** MATERIAL SHOWN **
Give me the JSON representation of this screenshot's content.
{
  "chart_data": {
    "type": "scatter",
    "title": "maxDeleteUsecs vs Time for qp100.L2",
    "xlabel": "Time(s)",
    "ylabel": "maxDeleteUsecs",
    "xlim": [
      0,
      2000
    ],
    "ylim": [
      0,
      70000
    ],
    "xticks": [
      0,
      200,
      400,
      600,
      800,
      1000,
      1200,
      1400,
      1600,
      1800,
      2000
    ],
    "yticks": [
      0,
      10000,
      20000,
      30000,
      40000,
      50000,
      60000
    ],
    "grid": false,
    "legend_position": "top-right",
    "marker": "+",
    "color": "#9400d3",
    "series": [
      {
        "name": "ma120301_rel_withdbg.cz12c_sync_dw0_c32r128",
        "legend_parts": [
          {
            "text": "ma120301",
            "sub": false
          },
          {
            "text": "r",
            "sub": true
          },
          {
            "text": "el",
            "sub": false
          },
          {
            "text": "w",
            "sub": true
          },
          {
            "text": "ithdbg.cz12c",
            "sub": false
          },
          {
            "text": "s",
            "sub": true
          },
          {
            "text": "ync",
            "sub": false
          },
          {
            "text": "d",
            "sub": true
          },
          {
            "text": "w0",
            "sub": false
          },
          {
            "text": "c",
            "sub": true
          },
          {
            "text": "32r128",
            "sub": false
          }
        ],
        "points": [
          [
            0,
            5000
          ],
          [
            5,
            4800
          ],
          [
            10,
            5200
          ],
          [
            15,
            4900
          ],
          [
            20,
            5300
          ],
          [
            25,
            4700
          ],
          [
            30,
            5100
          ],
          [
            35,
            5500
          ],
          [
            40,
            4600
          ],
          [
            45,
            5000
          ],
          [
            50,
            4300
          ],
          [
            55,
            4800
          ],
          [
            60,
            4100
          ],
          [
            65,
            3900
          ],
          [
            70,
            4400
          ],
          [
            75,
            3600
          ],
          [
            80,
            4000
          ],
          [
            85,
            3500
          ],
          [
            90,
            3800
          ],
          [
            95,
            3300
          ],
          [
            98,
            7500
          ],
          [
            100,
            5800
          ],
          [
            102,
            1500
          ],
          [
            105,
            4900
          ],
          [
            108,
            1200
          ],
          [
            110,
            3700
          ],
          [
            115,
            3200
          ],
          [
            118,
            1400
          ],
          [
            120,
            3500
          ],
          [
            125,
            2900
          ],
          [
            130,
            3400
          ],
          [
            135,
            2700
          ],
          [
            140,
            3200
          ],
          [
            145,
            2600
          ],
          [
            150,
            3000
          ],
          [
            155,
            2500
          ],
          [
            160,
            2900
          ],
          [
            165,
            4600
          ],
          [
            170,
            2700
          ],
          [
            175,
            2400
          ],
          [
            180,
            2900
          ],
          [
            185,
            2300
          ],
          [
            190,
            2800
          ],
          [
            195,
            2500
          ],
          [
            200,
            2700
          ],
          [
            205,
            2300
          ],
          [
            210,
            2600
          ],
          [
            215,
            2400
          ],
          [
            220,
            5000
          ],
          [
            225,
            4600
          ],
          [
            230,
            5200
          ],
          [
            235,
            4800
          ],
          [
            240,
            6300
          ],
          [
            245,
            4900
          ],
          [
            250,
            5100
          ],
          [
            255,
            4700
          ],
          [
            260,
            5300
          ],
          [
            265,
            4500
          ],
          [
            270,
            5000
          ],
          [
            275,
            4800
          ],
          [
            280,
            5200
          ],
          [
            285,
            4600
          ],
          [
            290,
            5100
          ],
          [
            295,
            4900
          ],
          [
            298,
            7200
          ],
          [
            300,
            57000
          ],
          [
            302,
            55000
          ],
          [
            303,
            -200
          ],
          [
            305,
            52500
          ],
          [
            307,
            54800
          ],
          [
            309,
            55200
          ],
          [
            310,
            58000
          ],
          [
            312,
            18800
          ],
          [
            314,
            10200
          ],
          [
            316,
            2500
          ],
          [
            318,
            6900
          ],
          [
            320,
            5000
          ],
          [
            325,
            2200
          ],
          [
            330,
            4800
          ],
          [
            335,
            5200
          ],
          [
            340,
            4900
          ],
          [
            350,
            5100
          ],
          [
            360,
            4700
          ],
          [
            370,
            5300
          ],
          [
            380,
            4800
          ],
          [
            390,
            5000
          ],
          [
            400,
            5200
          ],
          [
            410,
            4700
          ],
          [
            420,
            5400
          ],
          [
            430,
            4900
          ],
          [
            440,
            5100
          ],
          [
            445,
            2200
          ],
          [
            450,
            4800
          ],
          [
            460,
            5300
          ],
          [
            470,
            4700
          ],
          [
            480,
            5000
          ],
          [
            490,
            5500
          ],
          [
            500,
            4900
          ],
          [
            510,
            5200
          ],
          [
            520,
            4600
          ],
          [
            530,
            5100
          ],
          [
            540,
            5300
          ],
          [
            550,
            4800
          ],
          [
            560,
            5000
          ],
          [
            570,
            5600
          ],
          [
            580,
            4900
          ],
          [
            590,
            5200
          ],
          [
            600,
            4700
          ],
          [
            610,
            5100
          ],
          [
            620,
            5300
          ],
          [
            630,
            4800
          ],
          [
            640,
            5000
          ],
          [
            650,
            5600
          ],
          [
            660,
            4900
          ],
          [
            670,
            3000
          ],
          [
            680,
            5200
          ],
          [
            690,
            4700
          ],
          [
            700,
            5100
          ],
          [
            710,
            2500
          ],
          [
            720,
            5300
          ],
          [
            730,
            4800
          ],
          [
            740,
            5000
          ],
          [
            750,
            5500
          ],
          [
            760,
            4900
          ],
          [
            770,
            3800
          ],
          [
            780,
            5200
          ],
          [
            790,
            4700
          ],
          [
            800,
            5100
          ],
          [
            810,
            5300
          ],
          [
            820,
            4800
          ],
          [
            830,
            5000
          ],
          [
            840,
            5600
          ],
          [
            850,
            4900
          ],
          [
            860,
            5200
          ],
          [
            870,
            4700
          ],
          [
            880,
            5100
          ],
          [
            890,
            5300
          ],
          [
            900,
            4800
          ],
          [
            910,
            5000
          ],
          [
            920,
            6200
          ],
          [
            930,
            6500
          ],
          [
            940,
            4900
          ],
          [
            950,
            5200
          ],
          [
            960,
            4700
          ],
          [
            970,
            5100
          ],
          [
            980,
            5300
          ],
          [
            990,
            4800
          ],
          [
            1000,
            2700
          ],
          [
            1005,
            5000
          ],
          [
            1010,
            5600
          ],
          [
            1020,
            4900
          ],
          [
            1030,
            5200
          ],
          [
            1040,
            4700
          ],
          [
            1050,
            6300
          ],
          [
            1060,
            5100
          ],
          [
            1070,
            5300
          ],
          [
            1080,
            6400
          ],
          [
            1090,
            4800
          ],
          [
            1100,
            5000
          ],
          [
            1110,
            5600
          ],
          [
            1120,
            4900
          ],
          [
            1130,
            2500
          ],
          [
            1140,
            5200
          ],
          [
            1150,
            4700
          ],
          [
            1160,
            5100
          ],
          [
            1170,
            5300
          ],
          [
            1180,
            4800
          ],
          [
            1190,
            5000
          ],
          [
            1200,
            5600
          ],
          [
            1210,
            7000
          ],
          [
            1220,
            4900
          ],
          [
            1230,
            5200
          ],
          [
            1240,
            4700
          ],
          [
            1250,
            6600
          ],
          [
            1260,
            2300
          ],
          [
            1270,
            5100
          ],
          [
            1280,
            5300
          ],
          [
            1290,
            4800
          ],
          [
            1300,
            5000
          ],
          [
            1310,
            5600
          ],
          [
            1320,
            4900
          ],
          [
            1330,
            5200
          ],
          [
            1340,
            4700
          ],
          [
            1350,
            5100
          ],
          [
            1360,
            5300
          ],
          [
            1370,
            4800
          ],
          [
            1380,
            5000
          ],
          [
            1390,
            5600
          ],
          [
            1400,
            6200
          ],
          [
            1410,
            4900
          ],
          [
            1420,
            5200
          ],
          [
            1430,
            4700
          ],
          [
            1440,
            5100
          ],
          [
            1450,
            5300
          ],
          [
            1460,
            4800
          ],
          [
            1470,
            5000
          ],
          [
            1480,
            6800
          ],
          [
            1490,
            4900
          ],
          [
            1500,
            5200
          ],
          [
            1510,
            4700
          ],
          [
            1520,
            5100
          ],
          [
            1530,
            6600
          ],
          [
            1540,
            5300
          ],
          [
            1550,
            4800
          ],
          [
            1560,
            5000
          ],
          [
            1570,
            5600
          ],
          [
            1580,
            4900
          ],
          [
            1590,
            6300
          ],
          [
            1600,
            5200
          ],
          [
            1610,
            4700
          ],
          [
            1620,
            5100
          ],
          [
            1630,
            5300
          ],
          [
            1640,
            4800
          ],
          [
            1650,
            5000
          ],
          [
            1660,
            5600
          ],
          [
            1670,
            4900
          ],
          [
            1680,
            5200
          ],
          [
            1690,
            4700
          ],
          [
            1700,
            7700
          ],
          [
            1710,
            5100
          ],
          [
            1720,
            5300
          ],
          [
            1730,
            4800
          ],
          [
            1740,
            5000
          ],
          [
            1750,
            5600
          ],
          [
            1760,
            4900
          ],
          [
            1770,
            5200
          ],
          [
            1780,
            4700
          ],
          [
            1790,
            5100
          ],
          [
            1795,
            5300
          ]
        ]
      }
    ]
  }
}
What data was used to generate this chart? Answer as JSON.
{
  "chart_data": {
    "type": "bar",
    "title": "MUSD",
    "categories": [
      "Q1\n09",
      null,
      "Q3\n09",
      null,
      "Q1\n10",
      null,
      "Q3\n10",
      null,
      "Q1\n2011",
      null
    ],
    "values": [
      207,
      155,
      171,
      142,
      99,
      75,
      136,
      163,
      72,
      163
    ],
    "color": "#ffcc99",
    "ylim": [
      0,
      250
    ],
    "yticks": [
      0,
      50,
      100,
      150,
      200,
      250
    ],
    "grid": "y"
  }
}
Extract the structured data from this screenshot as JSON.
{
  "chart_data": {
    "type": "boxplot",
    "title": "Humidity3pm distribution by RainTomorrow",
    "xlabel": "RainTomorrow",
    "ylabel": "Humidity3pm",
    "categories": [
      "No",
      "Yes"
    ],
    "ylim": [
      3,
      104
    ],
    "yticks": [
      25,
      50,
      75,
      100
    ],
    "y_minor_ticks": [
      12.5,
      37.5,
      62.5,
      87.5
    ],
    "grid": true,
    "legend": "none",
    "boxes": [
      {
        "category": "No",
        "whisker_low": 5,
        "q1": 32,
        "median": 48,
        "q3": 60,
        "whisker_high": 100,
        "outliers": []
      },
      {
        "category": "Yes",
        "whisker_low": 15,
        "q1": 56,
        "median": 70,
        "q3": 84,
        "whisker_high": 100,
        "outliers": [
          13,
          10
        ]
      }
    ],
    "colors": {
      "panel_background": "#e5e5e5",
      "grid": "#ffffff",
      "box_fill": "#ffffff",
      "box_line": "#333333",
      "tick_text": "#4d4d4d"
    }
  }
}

** OBJECTIVE **
What is the number of lines in these records that contain "maxDeleteUsecs"? Reply with the number only.

** THE OUTPUT **
2